**Objective:** Reproduce the records below in full and exactly, without their images.

**Saved entries:**
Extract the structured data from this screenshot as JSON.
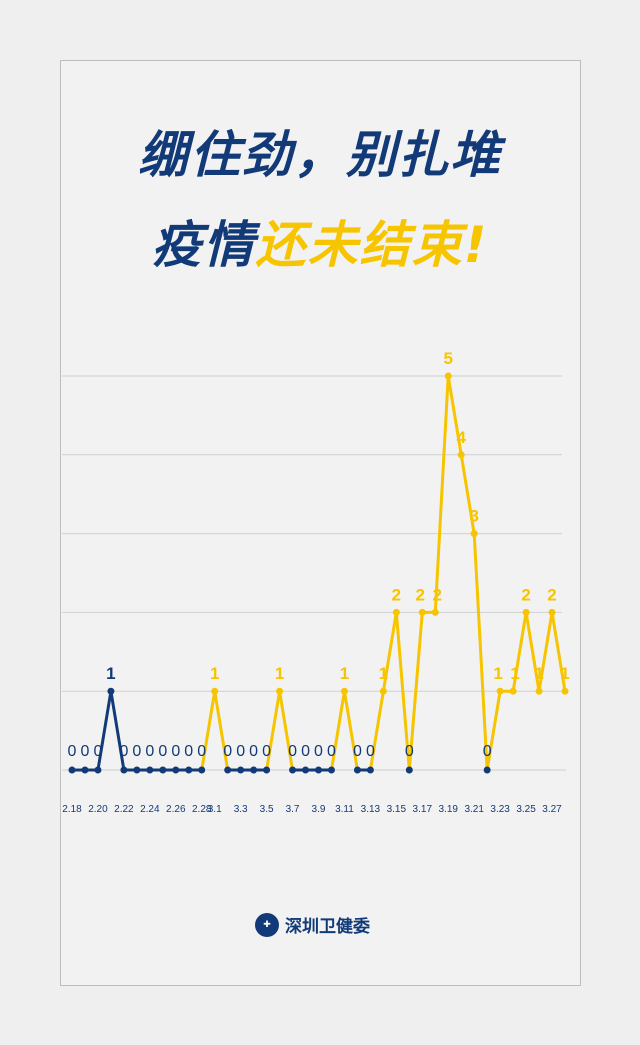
{
  "title": {
    "line1": "绷住劲，别扎堆",
    "line2_a": "疫情",
    "line2_b": "还未结束!"
  },
  "footer": {
    "org": "深圳卫健委"
  },
  "colors": {
    "navy": "#123a78",
    "yellow": "#f7c400",
    "grid": "#cfcfcf"
  },
  "chart_data": {
    "type": "line",
    "ylim": [
      0,
      5
    ],
    "grid": true,
    "x": [
      "2.18",
      "2.19",
      "2.20",
      "2.21",
      "2.22",
      "2.23",
      "2.24",
      "2.25",
      "2.26",
      "2.27",
      "2.28",
      "3.1",
      "3.2",
      "3.3",
      "3.4",
      "3.5",
      "3.6",
      "3.7",
      "3.8",
      "3.9",
      "3.10",
      "3.11",
      "3.12",
      "3.13",
      "3.14",
      "3.15",
      "3.16",
      "3.17",
      "3.18",
      "3.19",
      "3.20",
      "3.21",
      "3.22",
      "3.23",
      "3.24",
      "3.25",
      "3.26",
      "3.27",
      "3.28"
    ],
    "values": [
      0,
      0,
      0,
      1,
      0,
      0,
      0,
      0,
      0,
      0,
      0,
      1,
      0,
      0,
      0,
      0,
      1,
      0,
      0,
      0,
      0,
      1,
      0,
      0,
      1,
      2,
      0,
      2,
      2,
      5,
      4,
      3,
      0,
      1,
      1,
      2,
      1,
      2,
      1
    ],
    "tick_labels": [
      "2.18",
      "2.20",
      "2.22",
      "2.24",
      "2.26",
      "2.28",
      "3.1",
      "3.3",
      "3.5",
      "3.7",
      "3.9",
      "3.11",
      "3.13",
      "3.15",
      "3.17",
      "3.19",
      "3.21",
      "3.23",
      "3.25",
      "3.27"
    ]
  }
}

**Finished exercise:**
Extract the structured data from this screenshot as JSON.
{
  "title": {
    "line1": "绷住劲，别扎堆",
    "line2_a": "疫情",
    "line2_b": "还未结束!"
  },
  "footer": {
    "org": "深圳卫健委"
  },
  "colors": {
    "navy": "#123a78",
    "yellow": "#f7c400",
    "grid": "#cfcfcf"
  },
  "chart_data": {
    "type": "line",
    "ylim": [
      0,
      5
    ],
    "grid": true,
    "x": [
      "2.18",
      "2.19",
      "2.20",
      "2.21",
      "2.22",
      "2.23",
      "2.24",
      "2.25",
      "2.26",
      "2.27",
      "2.28",
      "3.1",
      "3.2",
      "3.3",
      "3.4",
      "3.5",
      "3.6",
      "3.7",
      "3.8",
      "3.9",
      "3.10",
      "3.11",
      "3.12",
      "3.13",
      "3.14",
      "3.15",
      "3.16",
      "3.17",
      "3.18",
      "3.19",
      "3.20",
      "3.21",
      "3.22",
      "3.23",
      "3.24",
      "3.25",
      "3.26",
      "3.27",
      "3.28"
    ],
    "values": [
      0,
      0,
      0,
      1,
      0,
      0,
      0,
      0,
      0,
      0,
      0,
      1,
      0,
      0,
      0,
      0,
      1,
      0,
      0,
      0,
      0,
      1,
      0,
      0,
      1,
      2,
      0,
      2,
      2,
      5,
      4,
      3,
      0,
      1,
      1,
      2,
      1,
      2,
      1
    ],
    "tick_labels": [
      "2.18",
      "2.20",
      "2.22",
      "2.24",
      "2.26",
      "2.28",
      "3.1",
      "3.3",
      "3.5",
      "3.7",
      "3.9",
      "3.11",
      "3.13",
      "3.15",
      "3.17",
      "3.19",
      "3.21",
      "3.23",
      "3.25",
      "3.27"
    ]
  }
}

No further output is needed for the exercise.